• [GOAL OF THE EXERCISE] Return, character for character, the lines from the one bearing "Enumerate this screenshot's" through the end of the material. Omit everything before that line.

• [DATA SUPPLIED]

--- Start ---

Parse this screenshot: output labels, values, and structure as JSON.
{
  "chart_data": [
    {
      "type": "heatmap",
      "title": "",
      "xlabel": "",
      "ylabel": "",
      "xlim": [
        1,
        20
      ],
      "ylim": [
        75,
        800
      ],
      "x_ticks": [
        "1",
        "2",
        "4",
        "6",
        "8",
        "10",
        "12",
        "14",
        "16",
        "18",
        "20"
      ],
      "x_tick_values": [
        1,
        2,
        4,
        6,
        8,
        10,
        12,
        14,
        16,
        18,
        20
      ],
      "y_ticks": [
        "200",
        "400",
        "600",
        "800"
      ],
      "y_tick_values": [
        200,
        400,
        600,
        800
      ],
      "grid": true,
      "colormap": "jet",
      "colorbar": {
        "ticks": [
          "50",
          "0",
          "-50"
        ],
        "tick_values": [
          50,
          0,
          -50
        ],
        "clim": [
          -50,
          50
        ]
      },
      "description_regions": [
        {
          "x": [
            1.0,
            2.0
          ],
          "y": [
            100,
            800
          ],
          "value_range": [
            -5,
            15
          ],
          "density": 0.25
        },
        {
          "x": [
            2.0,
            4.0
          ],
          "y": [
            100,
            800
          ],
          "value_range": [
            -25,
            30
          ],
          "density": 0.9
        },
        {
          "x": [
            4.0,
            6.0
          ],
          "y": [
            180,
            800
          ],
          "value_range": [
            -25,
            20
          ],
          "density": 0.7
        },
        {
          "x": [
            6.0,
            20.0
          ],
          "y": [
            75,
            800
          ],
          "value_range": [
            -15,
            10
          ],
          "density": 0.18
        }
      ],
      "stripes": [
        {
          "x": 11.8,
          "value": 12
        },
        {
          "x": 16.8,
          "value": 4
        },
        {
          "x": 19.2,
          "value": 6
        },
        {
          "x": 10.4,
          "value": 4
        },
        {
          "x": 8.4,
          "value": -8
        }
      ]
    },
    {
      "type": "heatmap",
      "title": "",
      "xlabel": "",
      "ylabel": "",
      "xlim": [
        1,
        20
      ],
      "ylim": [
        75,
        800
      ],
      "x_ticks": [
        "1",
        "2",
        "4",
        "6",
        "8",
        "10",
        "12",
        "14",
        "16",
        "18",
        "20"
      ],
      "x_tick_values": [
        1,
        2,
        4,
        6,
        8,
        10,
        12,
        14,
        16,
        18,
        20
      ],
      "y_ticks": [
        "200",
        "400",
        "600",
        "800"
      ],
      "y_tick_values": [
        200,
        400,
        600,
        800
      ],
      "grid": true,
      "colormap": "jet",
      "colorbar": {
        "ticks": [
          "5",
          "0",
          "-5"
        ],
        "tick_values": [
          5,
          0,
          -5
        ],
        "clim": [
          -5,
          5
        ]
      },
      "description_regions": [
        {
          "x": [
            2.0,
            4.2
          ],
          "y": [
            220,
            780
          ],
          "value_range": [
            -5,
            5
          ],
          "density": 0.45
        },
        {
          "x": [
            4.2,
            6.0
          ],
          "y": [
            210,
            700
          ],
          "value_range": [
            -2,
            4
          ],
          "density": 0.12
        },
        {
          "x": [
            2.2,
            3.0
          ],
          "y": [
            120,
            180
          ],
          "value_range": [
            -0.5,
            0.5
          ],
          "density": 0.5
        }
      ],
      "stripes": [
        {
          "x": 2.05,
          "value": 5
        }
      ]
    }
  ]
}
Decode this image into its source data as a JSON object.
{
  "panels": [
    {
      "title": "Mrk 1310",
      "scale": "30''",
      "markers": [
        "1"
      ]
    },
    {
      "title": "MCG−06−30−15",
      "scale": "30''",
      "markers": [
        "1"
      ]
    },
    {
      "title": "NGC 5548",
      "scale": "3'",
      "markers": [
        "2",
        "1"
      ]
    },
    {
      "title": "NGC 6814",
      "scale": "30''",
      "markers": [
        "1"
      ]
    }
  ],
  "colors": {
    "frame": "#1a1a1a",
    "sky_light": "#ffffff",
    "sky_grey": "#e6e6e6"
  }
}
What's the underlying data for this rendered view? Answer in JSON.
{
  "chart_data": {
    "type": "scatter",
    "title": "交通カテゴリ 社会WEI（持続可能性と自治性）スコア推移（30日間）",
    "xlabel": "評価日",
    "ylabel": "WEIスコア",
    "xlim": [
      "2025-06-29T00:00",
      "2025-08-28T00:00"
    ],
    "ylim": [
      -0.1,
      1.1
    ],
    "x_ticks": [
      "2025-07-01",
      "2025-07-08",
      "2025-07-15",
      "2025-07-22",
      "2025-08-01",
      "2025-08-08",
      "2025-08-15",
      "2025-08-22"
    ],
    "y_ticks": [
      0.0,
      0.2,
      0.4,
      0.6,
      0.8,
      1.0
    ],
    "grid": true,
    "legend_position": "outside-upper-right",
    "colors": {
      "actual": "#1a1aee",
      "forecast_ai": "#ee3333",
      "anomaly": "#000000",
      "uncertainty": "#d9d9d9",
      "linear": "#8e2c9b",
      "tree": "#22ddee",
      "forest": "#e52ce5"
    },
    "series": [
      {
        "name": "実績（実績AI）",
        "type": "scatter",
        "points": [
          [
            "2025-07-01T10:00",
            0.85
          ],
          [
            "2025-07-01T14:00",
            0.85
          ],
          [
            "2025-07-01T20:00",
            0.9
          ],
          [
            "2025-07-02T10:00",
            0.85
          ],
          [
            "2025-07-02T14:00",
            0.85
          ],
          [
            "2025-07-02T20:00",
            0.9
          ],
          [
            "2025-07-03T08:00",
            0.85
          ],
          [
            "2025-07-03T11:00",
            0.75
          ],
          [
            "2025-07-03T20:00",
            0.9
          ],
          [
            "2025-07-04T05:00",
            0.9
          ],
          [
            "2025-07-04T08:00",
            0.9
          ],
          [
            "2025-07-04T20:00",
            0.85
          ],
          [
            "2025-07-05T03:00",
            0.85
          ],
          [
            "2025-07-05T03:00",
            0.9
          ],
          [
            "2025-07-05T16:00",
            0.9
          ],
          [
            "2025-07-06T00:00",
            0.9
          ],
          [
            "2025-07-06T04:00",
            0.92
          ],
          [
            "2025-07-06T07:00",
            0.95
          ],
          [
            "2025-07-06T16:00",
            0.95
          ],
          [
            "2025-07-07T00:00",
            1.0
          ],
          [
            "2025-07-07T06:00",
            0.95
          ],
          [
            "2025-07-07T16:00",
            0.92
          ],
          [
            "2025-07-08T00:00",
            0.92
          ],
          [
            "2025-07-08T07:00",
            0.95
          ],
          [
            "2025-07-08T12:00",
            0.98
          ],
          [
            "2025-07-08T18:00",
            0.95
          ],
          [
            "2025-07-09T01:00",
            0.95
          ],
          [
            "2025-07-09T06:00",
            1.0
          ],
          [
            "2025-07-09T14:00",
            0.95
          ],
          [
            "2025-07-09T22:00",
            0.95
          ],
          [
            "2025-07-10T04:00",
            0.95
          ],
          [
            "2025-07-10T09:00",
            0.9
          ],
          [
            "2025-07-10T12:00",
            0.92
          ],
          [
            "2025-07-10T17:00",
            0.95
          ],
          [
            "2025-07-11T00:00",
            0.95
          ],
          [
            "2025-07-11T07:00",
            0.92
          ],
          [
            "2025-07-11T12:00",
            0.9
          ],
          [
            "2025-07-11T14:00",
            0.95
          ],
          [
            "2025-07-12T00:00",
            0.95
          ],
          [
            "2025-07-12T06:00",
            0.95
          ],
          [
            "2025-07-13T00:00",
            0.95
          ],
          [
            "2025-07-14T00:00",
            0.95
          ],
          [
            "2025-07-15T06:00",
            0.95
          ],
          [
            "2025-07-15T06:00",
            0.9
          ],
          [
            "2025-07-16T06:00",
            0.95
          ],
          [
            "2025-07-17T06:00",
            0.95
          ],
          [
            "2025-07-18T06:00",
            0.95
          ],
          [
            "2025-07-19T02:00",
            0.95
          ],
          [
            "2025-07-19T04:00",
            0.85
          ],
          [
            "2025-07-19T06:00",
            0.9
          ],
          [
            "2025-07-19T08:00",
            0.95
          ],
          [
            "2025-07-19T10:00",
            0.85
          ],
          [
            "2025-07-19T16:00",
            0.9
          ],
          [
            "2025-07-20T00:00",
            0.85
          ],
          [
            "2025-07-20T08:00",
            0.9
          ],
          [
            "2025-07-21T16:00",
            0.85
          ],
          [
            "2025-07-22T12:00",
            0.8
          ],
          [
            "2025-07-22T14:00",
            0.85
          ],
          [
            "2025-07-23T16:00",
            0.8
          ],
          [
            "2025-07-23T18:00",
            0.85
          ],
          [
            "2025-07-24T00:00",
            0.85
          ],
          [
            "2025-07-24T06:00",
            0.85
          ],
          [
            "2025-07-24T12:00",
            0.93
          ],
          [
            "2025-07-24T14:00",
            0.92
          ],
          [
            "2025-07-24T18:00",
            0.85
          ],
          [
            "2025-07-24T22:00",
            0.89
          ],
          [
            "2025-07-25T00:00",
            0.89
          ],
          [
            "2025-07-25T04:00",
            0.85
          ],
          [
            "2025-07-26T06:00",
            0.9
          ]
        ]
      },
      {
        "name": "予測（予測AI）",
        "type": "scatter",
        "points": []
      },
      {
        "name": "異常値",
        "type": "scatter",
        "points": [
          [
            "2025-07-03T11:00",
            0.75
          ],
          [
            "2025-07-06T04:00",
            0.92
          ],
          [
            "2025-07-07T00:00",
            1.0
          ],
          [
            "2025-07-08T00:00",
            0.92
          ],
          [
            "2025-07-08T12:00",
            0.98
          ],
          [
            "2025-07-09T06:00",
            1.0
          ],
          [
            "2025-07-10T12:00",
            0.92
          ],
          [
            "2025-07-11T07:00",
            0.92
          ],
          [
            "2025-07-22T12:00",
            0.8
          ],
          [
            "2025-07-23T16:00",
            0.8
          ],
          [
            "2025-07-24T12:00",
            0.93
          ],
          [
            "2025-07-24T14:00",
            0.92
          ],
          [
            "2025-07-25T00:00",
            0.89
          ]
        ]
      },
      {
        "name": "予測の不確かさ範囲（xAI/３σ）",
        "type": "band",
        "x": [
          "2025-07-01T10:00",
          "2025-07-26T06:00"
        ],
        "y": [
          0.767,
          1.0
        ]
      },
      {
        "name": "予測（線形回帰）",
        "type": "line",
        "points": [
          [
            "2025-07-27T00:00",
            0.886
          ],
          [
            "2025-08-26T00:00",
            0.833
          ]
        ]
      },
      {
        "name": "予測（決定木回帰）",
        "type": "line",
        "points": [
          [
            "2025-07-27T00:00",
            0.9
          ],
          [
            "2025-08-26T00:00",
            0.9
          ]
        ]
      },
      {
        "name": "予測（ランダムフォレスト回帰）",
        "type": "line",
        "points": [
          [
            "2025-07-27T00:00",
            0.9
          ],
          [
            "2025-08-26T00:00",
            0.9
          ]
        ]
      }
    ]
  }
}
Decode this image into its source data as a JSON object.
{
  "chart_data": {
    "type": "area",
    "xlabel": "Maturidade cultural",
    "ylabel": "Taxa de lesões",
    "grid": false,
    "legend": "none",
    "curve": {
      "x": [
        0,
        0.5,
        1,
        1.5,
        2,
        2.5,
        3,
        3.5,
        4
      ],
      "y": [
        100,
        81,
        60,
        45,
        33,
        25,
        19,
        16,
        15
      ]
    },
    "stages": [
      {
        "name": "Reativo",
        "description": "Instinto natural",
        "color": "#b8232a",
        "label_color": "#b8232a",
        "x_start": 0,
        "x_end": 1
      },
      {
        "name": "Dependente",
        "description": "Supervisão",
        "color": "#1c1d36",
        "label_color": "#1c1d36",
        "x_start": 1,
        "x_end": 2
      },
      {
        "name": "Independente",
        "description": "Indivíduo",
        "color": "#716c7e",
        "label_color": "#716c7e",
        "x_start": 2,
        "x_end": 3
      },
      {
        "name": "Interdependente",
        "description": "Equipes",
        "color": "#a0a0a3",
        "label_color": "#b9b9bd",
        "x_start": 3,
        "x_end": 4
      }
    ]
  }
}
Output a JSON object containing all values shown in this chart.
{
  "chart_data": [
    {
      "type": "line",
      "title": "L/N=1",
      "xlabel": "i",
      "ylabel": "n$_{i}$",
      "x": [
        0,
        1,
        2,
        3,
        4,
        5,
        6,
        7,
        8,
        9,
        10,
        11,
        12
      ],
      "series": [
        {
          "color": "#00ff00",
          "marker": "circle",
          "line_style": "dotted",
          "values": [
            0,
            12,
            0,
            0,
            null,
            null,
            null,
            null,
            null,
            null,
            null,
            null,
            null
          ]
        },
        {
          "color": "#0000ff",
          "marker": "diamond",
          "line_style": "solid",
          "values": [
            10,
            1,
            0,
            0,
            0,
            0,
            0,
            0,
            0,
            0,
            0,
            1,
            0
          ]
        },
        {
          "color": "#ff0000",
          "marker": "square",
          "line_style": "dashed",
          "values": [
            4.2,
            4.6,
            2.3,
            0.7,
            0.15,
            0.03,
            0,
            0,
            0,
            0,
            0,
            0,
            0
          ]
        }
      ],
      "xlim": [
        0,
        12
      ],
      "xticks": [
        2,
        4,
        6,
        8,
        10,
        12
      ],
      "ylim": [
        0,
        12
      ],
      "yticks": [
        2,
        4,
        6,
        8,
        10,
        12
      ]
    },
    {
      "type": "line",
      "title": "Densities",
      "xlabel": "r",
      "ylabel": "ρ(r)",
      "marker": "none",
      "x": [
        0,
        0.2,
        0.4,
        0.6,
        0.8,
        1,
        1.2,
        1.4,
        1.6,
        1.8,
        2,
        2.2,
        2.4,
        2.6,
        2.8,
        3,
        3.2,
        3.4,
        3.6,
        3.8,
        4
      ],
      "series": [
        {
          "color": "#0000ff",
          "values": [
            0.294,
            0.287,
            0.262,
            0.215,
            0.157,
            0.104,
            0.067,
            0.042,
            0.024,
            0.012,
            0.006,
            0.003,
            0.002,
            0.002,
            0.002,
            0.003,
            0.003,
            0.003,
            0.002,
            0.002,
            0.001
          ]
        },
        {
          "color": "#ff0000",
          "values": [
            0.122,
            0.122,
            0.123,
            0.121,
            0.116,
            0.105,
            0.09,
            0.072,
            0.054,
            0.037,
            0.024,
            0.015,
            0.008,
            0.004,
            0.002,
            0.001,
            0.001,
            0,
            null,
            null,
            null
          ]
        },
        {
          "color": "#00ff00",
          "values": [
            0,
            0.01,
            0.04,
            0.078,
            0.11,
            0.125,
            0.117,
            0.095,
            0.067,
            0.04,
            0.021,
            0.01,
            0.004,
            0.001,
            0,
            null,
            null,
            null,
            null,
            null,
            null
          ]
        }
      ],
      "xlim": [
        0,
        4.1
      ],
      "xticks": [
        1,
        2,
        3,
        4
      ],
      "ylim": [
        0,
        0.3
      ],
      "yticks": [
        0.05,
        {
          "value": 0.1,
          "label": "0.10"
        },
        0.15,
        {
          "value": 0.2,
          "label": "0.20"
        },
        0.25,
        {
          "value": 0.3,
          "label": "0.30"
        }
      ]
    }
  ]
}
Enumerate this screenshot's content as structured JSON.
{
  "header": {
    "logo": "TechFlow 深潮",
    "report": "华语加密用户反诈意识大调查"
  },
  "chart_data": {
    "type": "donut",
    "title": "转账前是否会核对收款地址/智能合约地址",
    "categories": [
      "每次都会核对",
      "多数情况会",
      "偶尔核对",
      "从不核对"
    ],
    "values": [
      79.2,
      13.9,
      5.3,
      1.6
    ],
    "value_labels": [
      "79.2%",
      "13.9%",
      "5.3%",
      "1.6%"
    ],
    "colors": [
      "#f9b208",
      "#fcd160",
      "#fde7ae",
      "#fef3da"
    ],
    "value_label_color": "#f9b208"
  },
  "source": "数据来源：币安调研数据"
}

--- End ---

• [OUTPUT]
Enumerate this screenshot's content as structured JSON.
{
  "header": {
    "logo": "TechFlow 深潮",
    "report": "华语加密用户反诈意识大调查"
  },
  "chart_data": {
    "type": "donut",
    "title": "转账前是否会核对收款地址/智能合约地址",
    "categories": [
      "每次都会核对",
      "多数情况会",
      "偶尔核对",
      "从不核对"
    ],
    "values": [
      79.2,
      13.9,
      5.3,
      1.6
    ],
    "value_labels": [
      "79.2%",
      "13.9%",
      "5.3%",
      "1.6%"
    ],
    "colors": [
      "#f9b208",
      "#fcd160",
      "#fde7ae",
      "#fef3da"
    ],
    "value_label_color": "#f9b208"
  },
  "source": "数据来源：币安调研数据"
}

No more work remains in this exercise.